Element and region data:
================================

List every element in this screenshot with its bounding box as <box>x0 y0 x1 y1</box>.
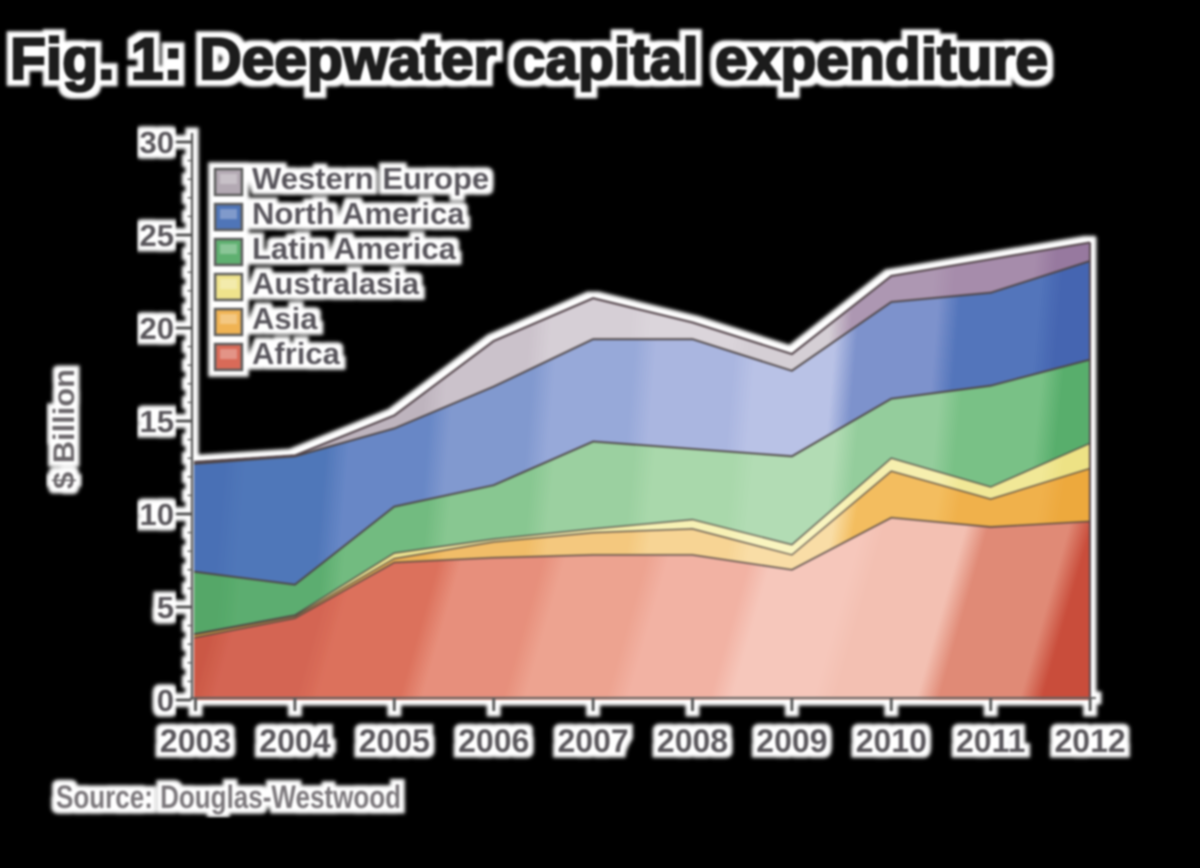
svg-text:North America: North America <box>252 196 465 231</box>
svg-text:5: 5 <box>157 590 174 625</box>
svg-text:Asia: Asia <box>252 301 318 336</box>
svg-text:Australasia: Australasia <box>252 266 420 301</box>
svg-text:Western Europe: Western Europe <box>252 161 489 196</box>
svg-text:2012: 2012 <box>1055 723 1126 759</box>
svg-text:2011: 2011 <box>956 723 1025 759</box>
svg-text:2005: 2005 <box>359 723 430 759</box>
svg-text:2008: 2008 <box>657 723 728 759</box>
svg-text:Africa: Africa <box>252 336 341 371</box>
svg-text:2006: 2006 <box>458 723 529 759</box>
svg-text:Source: Douglas-Westwood: Source: Douglas-Westwood <box>56 779 401 815</box>
svg-text:0: 0 <box>157 683 174 718</box>
svg-text:25: 25 <box>140 218 174 253</box>
svg-text:15: 15 <box>140 404 174 439</box>
svg-text:10: 10 <box>140 497 174 532</box>
svg-text:2010: 2010 <box>856 723 927 759</box>
svg-text:2007: 2007 <box>558 723 629 759</box>
svg-text:$ Billion: $ Billion <box>48 369 81 489</box>
svg-text:Latin America: Latin America <box>252 231 457 266</box>
svg-text:2009: 2009 <box>756 723 827 759</box>
svg-text:2003: 2003 <box>160 723 231 759</box>
svg-text:20: 20 <box>140 311 174 346</box>
svg-text:30: 30 <box>140 125 174 160</box>
svg-text:Fig. 1: Deepwater capital expe: Fig. 1: Deepwater capital expenditure <box>10 27 1048 92</box>
svg-text:2004: 2004 <box>259 723 330 759</box>
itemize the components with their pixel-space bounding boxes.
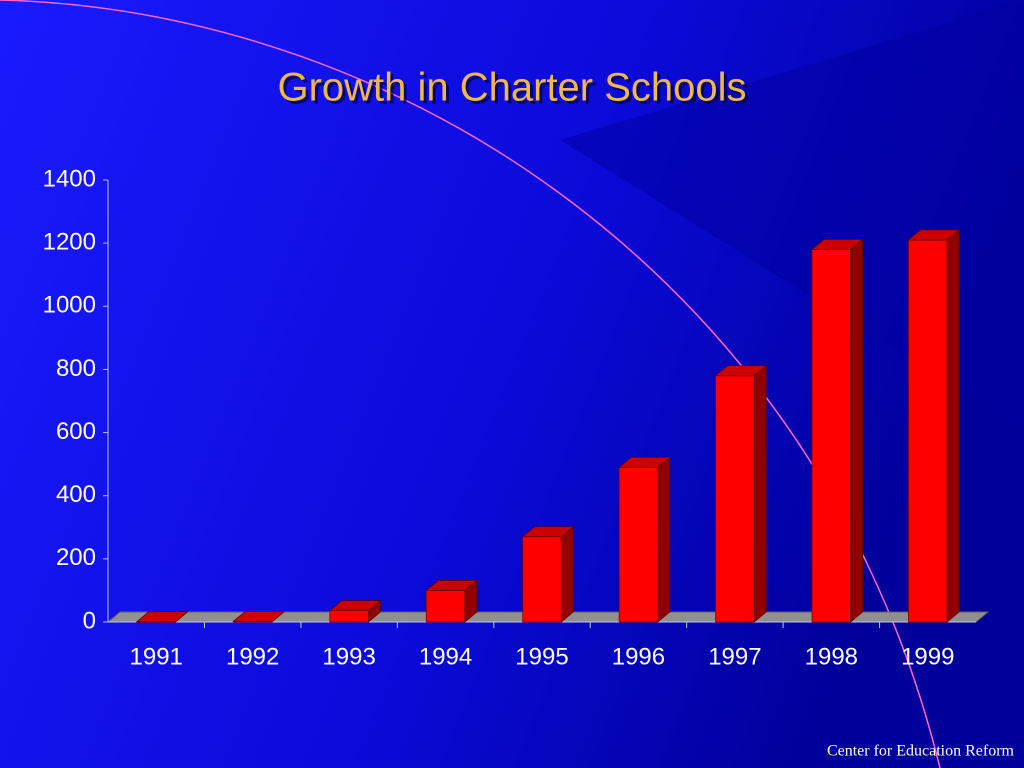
source-note: Center for Education Reform [827,743,1015,760]
x-tick-label: 1997 [708,643,761,670]
bar [714,364,768,623]
bar-front [811,249,852,623]
bar-top [714,365,768,377]
bar-front [425,590,466,623]
bar-front [618,466,659,623]
x-tick-label: 1996 [612,643,665,670]
bar-top [810,239,864,250]
x-tick-label: 1999 [901,643,954,670]
x-tick-label: 1995 [515,643,568,670]
x-tick-label: 1992 [226,643,279,670]
bar-top [521,526,575,538]
x-tick-label: 1991 [130,643,183,670]
bar [135,610,189,623]
bar-top [135,611,189,623]
bar-side [850,238,864,623]
y-tick-label: 800 [56,355,96,382]
bar-top [328,600,382,612]
bar [425,579,478,623]
bar [328,599,382,623]
bar [232,610,286,623]
chart-title: Growth in Charter Schools [277,66,746,110]
background-wedge [560,0,1024,430]
decorative-arc [0,0,941,768]
bar-front [715,375,755,623]
bar-top [907,229,961,241]
y-tick-label: 1000 [43,292,96,319]
y-tick-label: 600 [56,418,96,445]
bar [907,229,961,623]
plot: 0 200 400 600 800 1000 1200 1400 1991 1992 1993 199… [43,165,990,670]
bar-side [753,364,767,623]
bar-side [560,525,574,623]
bar [618,456,671,623]
bar-top [425,580,478,591]
y-tick-label: 1200 [43,228,96,255]
y-tick-label: 200 [56,544,96,571]
y-tick-label: 400 [56,481,96,508]
bar-top [618,456,671,468]
x-tick-label: 1993 [322,643,375,670]
x-tick-label: 1998 [805,643,858,670]
bar-front [329,610,369,623]
bar-side [657,456,671,623]
bar [810,238,864,623]
y-tick-label: 1400 [43,165,96,192]
bar-top [232,610,286,622]
bar-front [522,536,562,623]
bar-front [908,239,948,623]
chart-title-shadow: Growth in Charter Schools [280,69,749,113]
bar [521,525,575,623]
x-tick-label: 1994 [419,643,472,670]
bar-side [946,229,960,623]
y-tick-label: 0 [83,607,96,634]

================================

Aim of the exercise: Copy all of the rows above word for word, leaving out the pictures.

Output of the exercise:
List every element in this screenshot with its bounding box as <box>x0 y0 x1 y1</box>.
svg-text:North America: North America <box>252 196 465 231</box>
svg-text:5: 5 <box>157 590 174 625</box>
svg-text:Asia: Asia <box>252 301 318 336</box>
svg-text:Australasia: Australasia <box>252 266 420 301</box>
svg-text:Western Europe: Western Europe <box>252 161 489 196</box>
svg-text:2012: 2012 <box>1055 723 1126 759</box>
svg-text:2011: 2011 <box>956 723 1025 759</box>
svg-text:2005: 2005 <box>359 723 430 759</box>
svg-text:2008: 2008 <box>657 723 728 759</box>
svg-text:Africa: Africa <box>252 336 341 371</box>
svg-text:2006: 2006 <box>458 723 529 759</box>
svg-text:Source: Douglas-Westwood: Source: Douglas-Westwood <box>56 779 401 815</box>
svg-text:0: 0 <box>157 683 174 718</box>
svg-text:25: 25 <box>140 218 174 253</box>
svg-text:15: 15 <box>140 404 174 439</box>
svg-text:10: 10 <box>140 497 174 532</box>
svg-text:2010: 2010 <box>856 723 927 759</box>
svg-text:2007: 2007 <box>558 723 629 759</box>
svg-text:$ Billion: $ Billion <box>48 369 81 489</box>
svg-text:Latin America: Latin America <box>252 231 457 266</box>
svg-text:2009: 2009 <box>756 723 827 759</box>
svg-text:2003: 2003 <box>160 723 231 759</box>
svg-text:20: 20 <box>140 311 174 346</box>
svg-text:30: 30 <box>140 125 174 160</box>
svg-text:Fig. 1: Deepwater capital expe: Fig. 1: Deepwater capital expenditure <box>10 27 1048 92</box>
svg-text:2004: 2004 <box>259 723 330 759</box>
itemize the components with their pixel-space bounding boxes.
source-note: Center for Education Reform [827,743,1015,760]
x-tick-label: 1997 [708,643,761,670]
bar [714,364,768,623]
bar-front [811,249,852,623]
bar-top [714,365,768,377]
bar-front [425,590,466,623]
bar-front [618,466,659,623]
x-tick-label: 1996 [612,643,665,670]
bar-top [810,239,864,250]
x-tick-label: 1999 [901,643,954,670]
x-tick-label: 1995 [515,643,568,670]
x-tick-label: 1992 [226,643,279,670]
bar-top [521,526,575,538]
x-tick-label: 1991 [130,643,183,670]
bar [135,610,189,623]
bar-top [135,611,189,623]
bar-side [850,238,864,623]
y-tick-label: 800 [56,355,96,382]
bar-top [328,600,382,612]
bar [425,579,478,623]
bar [328,599,382,623]
bar [232,610,286,623]
chart-title: Growth in Charter Schools [277,66,746,110]
background-wedge [560,0,1024,430]
decorative-arc [0,0,941,768]
bar-front [715,375,755,623]
bar-top [907,229,961,241]
y-tick-label: 1000 [43,292,96,319]
y-tick-label: 600 [56,418,96,445]
bar [907,229,961,623]
plot: 0 200 400 600 800 1000 1200 1400 1991 1992 1993 199… [43,165,990,670]
bar-side [753,364,767,623]
bar-side [560,525,574,623]
bar [618,456,671,623]
bar-top [425,580,478,591]
y-tick-label: 1200 [43,228,96,255]
y-tick-label: 200 [56,544,96,571]
y-tick-label: 400 [56,481,96,508]
bar-top [618,456,671,468]
x-tick-label: 1993 [322,643,375,670]
x-tick-label: 1998 [805,643,858,670]
bar-front [329,610,369,623]
bar-side [657,456,671,623]
bar [810,238,864,623]
y-tick-label: 1400 [43,165,96,192]
bar-top [232,610,286,622]
bar-front [522,536,562,623]
bar-front [908,239,948,623]
chart-title-shadow: Growth in Charter Schools [280,69,749,113]
bar [521,525,575,623]
x-tick-label: 1994 [419,643,472,670]
bar-side [946,229,960,623]
y-tick-label: 0 [83,607,96,634]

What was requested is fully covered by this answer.